##### EXERCISE MATERIAL #####

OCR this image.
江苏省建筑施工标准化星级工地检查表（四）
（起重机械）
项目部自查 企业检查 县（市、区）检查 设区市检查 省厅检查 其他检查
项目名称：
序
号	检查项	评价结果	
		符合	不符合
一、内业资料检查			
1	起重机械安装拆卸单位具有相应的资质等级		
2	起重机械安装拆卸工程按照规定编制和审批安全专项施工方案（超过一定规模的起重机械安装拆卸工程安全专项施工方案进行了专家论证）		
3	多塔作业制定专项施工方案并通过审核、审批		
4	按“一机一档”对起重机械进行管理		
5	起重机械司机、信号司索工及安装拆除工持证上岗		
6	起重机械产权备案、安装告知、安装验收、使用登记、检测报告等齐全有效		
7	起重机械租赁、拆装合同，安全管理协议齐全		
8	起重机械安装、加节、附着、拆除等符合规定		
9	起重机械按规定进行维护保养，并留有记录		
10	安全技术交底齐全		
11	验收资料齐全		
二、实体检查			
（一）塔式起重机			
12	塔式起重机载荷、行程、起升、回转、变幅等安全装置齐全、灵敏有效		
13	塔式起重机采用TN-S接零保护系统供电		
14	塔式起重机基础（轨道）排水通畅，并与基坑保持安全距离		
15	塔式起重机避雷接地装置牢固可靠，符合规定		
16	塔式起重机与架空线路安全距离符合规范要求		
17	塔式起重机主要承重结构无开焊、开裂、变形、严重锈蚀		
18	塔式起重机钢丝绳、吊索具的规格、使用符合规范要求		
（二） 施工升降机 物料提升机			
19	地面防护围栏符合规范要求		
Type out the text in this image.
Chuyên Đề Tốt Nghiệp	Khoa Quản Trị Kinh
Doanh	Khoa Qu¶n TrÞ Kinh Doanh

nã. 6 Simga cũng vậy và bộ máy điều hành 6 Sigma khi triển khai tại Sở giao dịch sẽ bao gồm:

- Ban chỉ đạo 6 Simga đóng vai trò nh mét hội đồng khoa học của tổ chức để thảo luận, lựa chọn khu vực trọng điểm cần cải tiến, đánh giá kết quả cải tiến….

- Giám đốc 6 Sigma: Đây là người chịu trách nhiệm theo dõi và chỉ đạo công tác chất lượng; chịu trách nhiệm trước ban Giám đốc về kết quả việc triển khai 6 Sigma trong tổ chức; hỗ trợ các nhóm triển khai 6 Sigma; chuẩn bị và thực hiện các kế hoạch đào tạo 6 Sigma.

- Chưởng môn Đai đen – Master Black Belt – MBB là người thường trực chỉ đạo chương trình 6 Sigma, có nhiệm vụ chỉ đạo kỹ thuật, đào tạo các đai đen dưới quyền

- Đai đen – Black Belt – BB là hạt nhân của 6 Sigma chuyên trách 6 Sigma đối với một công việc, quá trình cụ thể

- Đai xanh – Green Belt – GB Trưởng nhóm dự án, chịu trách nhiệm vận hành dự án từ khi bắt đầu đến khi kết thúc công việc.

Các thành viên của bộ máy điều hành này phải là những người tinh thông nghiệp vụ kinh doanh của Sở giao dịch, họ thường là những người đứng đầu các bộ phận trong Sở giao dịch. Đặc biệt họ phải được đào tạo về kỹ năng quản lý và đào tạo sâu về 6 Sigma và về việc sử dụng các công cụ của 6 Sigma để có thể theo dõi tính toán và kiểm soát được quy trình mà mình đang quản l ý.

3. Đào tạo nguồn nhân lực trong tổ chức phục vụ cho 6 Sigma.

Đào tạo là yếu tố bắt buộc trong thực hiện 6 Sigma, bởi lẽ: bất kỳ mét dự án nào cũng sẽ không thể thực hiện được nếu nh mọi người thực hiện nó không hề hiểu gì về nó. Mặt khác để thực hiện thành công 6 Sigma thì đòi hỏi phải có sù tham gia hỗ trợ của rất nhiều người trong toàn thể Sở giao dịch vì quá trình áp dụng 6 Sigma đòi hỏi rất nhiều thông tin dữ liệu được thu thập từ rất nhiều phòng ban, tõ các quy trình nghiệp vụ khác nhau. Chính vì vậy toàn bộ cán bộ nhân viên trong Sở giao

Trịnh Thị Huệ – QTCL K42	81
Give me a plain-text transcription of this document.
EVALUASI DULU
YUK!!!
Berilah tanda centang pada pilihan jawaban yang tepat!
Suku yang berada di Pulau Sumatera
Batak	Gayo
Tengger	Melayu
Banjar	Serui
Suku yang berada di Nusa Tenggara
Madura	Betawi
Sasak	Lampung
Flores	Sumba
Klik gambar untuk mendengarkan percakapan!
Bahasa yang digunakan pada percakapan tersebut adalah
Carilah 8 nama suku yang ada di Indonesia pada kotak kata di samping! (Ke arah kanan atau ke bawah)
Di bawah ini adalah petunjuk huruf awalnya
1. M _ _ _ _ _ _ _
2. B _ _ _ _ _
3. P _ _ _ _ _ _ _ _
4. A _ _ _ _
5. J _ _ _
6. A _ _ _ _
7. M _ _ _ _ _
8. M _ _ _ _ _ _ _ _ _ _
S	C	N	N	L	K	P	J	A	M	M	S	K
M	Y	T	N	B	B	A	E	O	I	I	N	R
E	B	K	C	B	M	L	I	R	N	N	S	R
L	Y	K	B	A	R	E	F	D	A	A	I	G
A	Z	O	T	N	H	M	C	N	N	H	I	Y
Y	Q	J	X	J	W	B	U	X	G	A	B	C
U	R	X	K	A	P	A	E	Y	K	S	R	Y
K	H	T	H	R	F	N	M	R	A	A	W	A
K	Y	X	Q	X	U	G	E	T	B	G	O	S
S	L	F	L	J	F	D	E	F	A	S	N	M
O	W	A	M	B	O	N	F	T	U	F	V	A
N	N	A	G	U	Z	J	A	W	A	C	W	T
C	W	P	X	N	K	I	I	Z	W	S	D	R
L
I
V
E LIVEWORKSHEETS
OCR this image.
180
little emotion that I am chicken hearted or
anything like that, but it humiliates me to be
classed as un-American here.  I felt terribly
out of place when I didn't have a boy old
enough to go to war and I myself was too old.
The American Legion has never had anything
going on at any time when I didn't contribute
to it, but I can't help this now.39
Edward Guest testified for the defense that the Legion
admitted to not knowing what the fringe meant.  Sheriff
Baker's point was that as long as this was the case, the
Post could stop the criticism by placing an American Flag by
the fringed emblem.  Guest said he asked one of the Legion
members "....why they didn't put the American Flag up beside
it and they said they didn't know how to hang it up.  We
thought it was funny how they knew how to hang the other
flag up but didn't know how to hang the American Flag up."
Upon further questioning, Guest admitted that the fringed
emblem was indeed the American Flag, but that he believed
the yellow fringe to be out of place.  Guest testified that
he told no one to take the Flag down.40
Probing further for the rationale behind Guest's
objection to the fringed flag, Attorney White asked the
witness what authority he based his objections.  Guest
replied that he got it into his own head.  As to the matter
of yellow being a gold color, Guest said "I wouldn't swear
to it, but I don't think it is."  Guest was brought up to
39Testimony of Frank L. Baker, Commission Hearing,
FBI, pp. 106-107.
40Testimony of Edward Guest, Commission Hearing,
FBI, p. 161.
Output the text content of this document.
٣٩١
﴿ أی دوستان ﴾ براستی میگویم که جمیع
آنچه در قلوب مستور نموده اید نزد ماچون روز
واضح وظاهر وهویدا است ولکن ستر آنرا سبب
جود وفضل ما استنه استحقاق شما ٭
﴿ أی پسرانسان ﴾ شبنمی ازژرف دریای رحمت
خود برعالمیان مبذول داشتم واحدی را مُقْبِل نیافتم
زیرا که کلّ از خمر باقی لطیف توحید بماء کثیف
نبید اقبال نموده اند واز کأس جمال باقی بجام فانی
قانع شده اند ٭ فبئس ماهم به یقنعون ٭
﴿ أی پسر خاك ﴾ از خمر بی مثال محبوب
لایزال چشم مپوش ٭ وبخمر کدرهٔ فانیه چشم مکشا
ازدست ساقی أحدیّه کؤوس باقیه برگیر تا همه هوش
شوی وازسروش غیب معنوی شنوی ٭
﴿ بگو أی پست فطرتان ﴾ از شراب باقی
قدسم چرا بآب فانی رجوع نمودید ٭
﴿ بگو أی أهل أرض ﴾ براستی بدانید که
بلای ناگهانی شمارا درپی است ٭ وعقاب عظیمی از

#####

* TASK DESCRIPTION *
Report how many lines in the data include the word "yang", and give nothing but the count.

* WORKED ANSWER *
5